▸ EXERCISE INPUTS:
****************
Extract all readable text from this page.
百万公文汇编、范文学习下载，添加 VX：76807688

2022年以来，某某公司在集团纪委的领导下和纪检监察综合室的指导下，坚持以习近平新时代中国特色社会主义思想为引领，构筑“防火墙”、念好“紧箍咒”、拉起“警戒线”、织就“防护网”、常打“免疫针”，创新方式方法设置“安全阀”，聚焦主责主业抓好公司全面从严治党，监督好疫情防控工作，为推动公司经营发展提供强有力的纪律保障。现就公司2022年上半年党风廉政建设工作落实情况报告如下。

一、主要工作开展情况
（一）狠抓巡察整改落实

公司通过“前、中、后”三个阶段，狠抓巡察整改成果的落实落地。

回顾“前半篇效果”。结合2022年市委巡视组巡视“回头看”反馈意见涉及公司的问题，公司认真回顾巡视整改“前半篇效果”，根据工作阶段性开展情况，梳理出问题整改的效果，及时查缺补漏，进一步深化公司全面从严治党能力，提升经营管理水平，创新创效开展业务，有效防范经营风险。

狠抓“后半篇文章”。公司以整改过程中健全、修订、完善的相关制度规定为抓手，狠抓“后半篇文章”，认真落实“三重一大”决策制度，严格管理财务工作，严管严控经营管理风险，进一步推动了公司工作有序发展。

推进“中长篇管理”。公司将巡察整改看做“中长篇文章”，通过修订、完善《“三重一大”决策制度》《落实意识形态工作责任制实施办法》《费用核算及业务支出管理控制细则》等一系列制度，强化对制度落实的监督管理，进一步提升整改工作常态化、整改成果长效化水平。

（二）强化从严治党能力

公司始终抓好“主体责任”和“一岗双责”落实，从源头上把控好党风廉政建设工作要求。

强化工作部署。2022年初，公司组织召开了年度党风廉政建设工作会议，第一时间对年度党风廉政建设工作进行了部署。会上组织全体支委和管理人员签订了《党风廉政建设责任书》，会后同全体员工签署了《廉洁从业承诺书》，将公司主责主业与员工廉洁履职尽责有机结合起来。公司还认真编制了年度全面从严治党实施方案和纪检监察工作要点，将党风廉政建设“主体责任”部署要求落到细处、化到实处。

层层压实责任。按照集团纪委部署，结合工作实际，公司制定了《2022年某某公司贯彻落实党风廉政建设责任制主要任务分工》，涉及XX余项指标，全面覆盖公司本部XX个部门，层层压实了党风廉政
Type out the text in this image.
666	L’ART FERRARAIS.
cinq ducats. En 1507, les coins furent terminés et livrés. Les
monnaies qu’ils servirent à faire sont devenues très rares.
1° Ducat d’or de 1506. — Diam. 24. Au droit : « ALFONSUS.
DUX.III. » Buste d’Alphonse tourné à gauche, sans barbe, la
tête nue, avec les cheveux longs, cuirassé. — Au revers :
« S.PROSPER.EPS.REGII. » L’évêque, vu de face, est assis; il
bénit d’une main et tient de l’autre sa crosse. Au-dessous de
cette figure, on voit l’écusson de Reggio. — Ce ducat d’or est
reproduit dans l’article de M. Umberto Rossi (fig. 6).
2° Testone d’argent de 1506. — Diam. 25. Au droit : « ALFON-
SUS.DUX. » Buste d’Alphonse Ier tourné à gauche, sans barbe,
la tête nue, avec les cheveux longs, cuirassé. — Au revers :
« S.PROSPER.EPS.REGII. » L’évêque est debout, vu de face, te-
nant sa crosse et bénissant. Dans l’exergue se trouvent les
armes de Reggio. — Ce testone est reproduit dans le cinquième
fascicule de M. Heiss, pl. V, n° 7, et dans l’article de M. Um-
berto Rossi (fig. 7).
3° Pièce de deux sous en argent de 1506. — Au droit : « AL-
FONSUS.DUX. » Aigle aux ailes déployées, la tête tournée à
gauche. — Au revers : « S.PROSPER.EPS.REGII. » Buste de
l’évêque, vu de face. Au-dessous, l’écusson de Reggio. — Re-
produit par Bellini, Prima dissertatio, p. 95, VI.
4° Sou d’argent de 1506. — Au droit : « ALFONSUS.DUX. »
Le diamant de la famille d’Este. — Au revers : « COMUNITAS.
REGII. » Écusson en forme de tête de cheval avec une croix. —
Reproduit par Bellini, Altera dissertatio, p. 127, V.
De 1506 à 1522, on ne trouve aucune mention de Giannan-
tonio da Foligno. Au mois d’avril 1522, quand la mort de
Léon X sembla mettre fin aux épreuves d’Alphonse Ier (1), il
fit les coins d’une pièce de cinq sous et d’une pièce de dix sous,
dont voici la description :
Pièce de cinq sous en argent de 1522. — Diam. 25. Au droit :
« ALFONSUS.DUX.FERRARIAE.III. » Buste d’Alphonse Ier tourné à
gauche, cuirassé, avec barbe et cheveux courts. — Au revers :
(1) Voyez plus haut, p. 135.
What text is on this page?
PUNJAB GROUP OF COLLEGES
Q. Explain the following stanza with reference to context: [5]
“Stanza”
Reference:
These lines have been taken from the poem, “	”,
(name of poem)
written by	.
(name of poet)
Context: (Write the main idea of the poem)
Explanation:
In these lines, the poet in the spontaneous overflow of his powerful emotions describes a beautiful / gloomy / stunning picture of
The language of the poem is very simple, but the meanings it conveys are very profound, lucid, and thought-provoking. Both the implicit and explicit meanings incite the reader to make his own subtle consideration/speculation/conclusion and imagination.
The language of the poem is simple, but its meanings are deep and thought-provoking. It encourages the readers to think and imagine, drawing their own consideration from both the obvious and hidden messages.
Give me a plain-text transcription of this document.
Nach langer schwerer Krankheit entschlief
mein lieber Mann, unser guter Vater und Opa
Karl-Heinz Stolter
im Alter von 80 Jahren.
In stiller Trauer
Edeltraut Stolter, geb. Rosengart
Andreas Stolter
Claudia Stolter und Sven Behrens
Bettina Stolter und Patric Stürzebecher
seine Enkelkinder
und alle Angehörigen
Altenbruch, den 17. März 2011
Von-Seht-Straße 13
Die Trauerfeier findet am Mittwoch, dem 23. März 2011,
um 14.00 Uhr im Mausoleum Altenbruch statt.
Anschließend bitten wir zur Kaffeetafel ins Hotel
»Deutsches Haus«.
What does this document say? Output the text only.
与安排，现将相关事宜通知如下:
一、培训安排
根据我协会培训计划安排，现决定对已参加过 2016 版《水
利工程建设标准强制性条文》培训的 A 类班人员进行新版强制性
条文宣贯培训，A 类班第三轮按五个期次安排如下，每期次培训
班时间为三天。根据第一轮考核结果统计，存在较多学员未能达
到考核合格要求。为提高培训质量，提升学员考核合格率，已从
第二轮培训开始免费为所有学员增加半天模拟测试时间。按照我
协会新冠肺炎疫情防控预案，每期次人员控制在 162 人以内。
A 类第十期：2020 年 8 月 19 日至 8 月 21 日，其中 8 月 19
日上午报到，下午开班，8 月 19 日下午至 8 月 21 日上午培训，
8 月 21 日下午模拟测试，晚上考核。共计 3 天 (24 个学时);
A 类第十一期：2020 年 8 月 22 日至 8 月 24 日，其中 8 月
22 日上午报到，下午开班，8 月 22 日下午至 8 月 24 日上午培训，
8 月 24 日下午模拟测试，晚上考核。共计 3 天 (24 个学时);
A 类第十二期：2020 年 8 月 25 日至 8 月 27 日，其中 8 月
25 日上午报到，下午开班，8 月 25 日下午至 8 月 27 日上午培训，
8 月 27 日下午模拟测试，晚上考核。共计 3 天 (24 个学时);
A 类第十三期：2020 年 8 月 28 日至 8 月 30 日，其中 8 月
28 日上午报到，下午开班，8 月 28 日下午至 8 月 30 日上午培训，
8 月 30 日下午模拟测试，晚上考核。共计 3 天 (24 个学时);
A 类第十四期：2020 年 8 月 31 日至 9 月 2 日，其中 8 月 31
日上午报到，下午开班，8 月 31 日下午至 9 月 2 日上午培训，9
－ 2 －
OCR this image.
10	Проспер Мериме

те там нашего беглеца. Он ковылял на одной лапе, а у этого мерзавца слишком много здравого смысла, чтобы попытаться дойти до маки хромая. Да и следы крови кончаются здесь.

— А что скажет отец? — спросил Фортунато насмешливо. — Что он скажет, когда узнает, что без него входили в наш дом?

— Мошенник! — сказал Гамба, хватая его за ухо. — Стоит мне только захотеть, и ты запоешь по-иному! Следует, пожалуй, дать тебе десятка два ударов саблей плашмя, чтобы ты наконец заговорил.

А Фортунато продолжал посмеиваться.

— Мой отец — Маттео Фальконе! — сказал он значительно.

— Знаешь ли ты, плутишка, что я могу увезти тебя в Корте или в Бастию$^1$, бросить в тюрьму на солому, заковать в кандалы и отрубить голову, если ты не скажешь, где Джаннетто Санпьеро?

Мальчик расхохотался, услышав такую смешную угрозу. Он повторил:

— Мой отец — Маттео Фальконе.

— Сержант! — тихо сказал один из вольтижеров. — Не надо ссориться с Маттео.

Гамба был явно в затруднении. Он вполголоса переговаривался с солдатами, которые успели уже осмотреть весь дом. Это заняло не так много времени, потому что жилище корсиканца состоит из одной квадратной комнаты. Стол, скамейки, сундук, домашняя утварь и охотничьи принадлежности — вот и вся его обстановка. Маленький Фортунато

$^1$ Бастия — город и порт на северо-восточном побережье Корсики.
****************
▸ STATED GOAL:
Pull every line containing the word "决策制度" out of the entries above.

▸ SOLUTION TO THIS PROBLEM:
狠抓“后半篇文章”。公司以整改过程中健全、修订、完善的相关制度规定为抓手，狠抓“后半篇文章”，认真落实“三重一大”决策制度，严格管理财务工作，严管严控经营管理风险，进一步推动了公司工作有序发展。
推进“中长篇管理”。公司将巡察整改看做“中长篇文章”，通过修订、完善《“三重一大”决策制度》《落实意识形态工作责任制实施办法》《费用核算及业务支出管理控制细则》等一系列制度，强化对制度落实的监督管理，进一步提升整改工作常态化、整改成果长效化水平。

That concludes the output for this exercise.